Required task » The data below must be copied in full and without any change.

Given data »
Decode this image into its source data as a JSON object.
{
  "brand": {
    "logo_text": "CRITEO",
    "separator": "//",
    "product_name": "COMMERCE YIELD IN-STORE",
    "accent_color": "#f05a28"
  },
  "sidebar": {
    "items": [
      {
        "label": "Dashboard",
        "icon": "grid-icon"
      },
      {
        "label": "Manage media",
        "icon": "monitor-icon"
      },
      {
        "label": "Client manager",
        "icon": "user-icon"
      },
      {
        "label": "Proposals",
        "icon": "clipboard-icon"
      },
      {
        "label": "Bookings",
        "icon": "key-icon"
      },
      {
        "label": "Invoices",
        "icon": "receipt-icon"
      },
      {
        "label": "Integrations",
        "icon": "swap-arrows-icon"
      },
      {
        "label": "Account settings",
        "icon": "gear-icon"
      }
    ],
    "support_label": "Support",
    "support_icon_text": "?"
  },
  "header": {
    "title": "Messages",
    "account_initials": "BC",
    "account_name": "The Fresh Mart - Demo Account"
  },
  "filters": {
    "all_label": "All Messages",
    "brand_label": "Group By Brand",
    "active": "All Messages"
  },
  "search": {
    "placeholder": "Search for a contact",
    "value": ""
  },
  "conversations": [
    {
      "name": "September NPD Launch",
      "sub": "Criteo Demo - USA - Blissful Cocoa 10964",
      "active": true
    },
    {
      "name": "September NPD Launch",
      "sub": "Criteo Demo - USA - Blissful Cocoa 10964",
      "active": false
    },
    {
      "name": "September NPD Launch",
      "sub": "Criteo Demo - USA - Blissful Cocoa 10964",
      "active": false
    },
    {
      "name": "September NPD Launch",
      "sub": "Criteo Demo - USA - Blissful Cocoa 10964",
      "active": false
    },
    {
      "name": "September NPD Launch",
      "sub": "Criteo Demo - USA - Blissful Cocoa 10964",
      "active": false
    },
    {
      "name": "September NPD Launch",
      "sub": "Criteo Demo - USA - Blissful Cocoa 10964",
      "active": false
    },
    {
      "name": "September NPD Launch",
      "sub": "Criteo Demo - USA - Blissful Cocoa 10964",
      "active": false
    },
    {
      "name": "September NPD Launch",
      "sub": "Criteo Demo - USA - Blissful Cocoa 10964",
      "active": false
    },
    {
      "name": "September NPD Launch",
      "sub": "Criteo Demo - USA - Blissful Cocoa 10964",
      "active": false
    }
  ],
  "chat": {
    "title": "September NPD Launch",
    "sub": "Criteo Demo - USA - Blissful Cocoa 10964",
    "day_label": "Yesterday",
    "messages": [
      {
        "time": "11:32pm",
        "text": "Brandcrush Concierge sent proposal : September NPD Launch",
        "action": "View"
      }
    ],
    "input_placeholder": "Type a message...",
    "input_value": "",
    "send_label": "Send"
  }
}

Output »
Decode this image into its source data as a JSON object.
{
  "brand": {
    "logo_text": "CRITEO",
    "separator": "//",
    "product_name": "COMMERCE YIELD IN-STORE",
    "accent_color": "#f05a28"
  },
  "sidebar": {
    "items": [
      {
        "label": "Dashboard",
        "icon": "grid-icon"
      },
      {
        "label": "Manage media",
        "icon": "monitor-icon"
      },
      {
        "label": "Client manager",
        "icon": "user-icon"
      },
      {
        "label": "Proposals",
        "icon": "clipboard-icon"
      },
      {
        "label": "Bookings",
        "icon": "key-icon"
      },
      {
        "label": "Invoices",
        "icon": "receipt-icon"
      },
      {
        "label": "Integrations",
        "icon": "swap-arrows-icon"
      },
      {
        "label": "Account settings",
        "icon": "gear-icon"
      }
    ],
    "support_label": "Support",
    "support_icon_text": "?"
  },
  "header": {
    "title": "Messages",
    "account_initials": "BC",
    "account_name": "The Fresh Mart - Demo Account"
  },
  "filters": {
    "all_label": "All Messages",
    "brand_label": "Group By Brand",
    "active": "All Messages"
  },
  "search": {
    "placeholder": "Search for a contact",
    "value": ""
  },
  "conversations": [
    {
      "name": "September NPD Launch",
      "sub": "Criteo Demo - USA - Blissful Cocoa 10964",
      "active": true
    },
    {
      "name": "September NPD Launch",
      "sub": "Criteo Demo - USA - Blissful Cocoa 10964",
      "active": false
    },
    {
      "name": "September NPD Launch",
      "sub": "Criteo Demo - USA - Blissful Cocoa 10964",
      "active": false
    },
    {
      "name": "September NPD Launch",
      "sub": "Criteo Demo - USA - Blissful Cocoa 10964",
      "active": false
    },
    {
      "name": "September NPD Launch",
      "sub": "Criteo Demo - USA - Blissful Cocoa 10964",
      "active": false
    },
    {
      "name": "September NPD Launch",
      "sub": "Criteo Demo - USA - Blissful Cocoa 10964",
      "active": false
    },
    {
      "name": "September NPD Launch",
      "sub": "Criteo Demo - USA - Blissful Cocoa 10964",
      "active": false
    },
    {
      "name": "September NPD Launch",
      "sub": "Criteo Demo - USA - Blissful Cocoa 10964",
      "active": false
    },
    {
      "name": "September NPD Launch",
      "sub": "Criteo Demo - USA - Blissful Cocoa 10964",
      "active": false
    }
  ],
  "chat": {
    "title": "September NPD Launch",
    "sub": "Criteo Demo - USA - Blissful Cocoa 10964",
    "day_label": "Yesterday",
    "messages": [
      {
        "time": "11:32pm",
        "text": "Brandcrush Concierge sent proposal : September NPD Launch",
        "action": "View"
      }
    ],
    "input_placeholder": "Type a message...",
    "input_value": "",
    "send_label": "Send"
  }
}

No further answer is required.